(Problem details): Find the string "Macorís" in the data, then copy every line where it is found.

## Begin Dataset extract

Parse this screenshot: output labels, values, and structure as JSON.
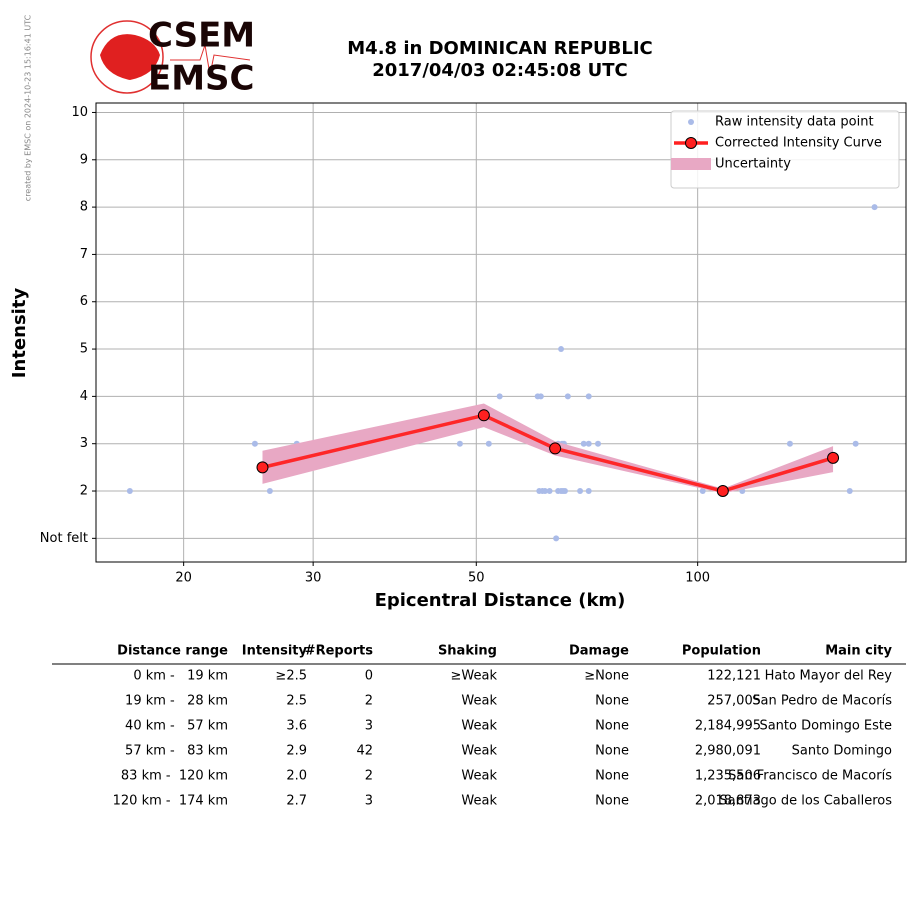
{
  "logo": {
    "top": "CSEM",
    "bottom": "EMSC"
  },
  "credit": "created by EMSC on 2024-10-23 15:16:41 UTC",
  "chart_data": {
    "type": "line",
    "title": "M4.8 in DOMINICAN REPUBLIC",
    "subtitle": "2017/04/03 02:45:08 UTC",
    "x_label": "Epicentral Distance (km)",
    "y_label": "Intensity",
    "xscale": "log",
    "xlim": [
      15.2,
      192
    ],
    "ylim": [
      0.5,
      10.2
    ],
    "xticks": [
      20,
      30,
      50,
      100
    ],
    "yticks": [
      {
        "value": 1,
        "label": "Not felt"
      },
      2,
      3,
      4,
      5,
      6,
      7,
      8,
      9,
      10
    ],
    "grid": true,
    "legend": "upper right",
    "series": [
      {
        "name": "Raw intensity data point",
        "kind": "scatter",
        "color": "#aabbe8",
        "x": [
          16.9,
          25.0,
          26.2,
          28.5,
          47.5,
          52.0,
          53.8,
          60.6,
          61.2,
          60.9,
          61.5,
          62.0,
          62.9,
          64.6,
          65.2,
          65.6,
          66.0,
          64.2,
          65.2,
          64.6,
          65.4,
          65.8,
          66.6,
          69.2,
          70.0,
          71.1,
          71.1,
          71.1,
          73.2,
          101.6,
          115,
          133.5,
          161,
          164,
          174
        ],
        "values": [
          2,
          3,
          2,
          3,
          3,
          3,
          4,
          4,
          4,
          2,
          2,
          2,
          2,
          2,
          2,
          2,
          2,
          1,
          5,
          3,
          3,
          3,
          4,
          2,
          3,
          4,
          3,
          2,
          3,
          2,
          2,
          3,
          2,
          3,
          8
        ]
      },
      {
        "name": "Corrected Intensity Curve",
        "kind": "line",
        "color": "#ff2020",
        "x": [
          25.6,
          51.2,
          64.0,
          108.2,
          152.8
        ],
        "values": [
          2.5,
          3.6,
          2.9,
          2.0,
          2.7
        ]
      },
      {
        "name": "Uncertainty",
        "kind": "band",
        "color": "#e8a8c4",
        "x": [
          25.6,
          51.2,
          64.0,
          108.2,
          152.8
        ],
        "lower": [
          2.15,
          3.35,
          2.75,
          1.95,
          2.4
        ],
        "upper": [
          2.85,
          3.85,
          3.05,
          2.05,
          2.95
        ]
      }
    ]
  },
  "table": {
    "header": [
      "Distance range",
      "Intensity",
      "#Reports",
      "Shaking",
      "Damage",
      "Population",
      "Main city"
    ],
    "rows": [
      [
        "0 km -   19 km",
        "≥2.5",
        "0",
        "≥Weak",
        "≥None",
        "122,121",
        "Hato Mayor del Rey"
      ],
      [
        "19 km -   28 km",
        "2.5",
        "2",
        "Weak",
        "None",
        "257,005",
        "San Pedro de Macorís"
      ],
      [
        "40 km -   57 km",
        "3.6",
        "3",
        "Weak",
        "None",
        "2,184,995",
        "Santo Domingo Este"
      ],
      [
        "57 km -   83 km",
        "2.9",
        "42",
        "Weak",
        "None",
        "2,980,091",
        "Santo Domingo"
      ],
      [
        "83 km -  120 km",
        "2.0",
        "2",
        "Weak",
        "None",
        "1,235,506",
        "San Francisco de Macorís"
      ],
      [
        "120 km -  174 km",
        "2.7",
        "3",
        "Weak",
        "None",
        "2,018,873",
        "Santiago de los Caballeros"
      ]
    ]
  }
}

## End Dataset extract

(Task answer):
        "San Pedro de Macorís"
        "San Francisco de Macorís"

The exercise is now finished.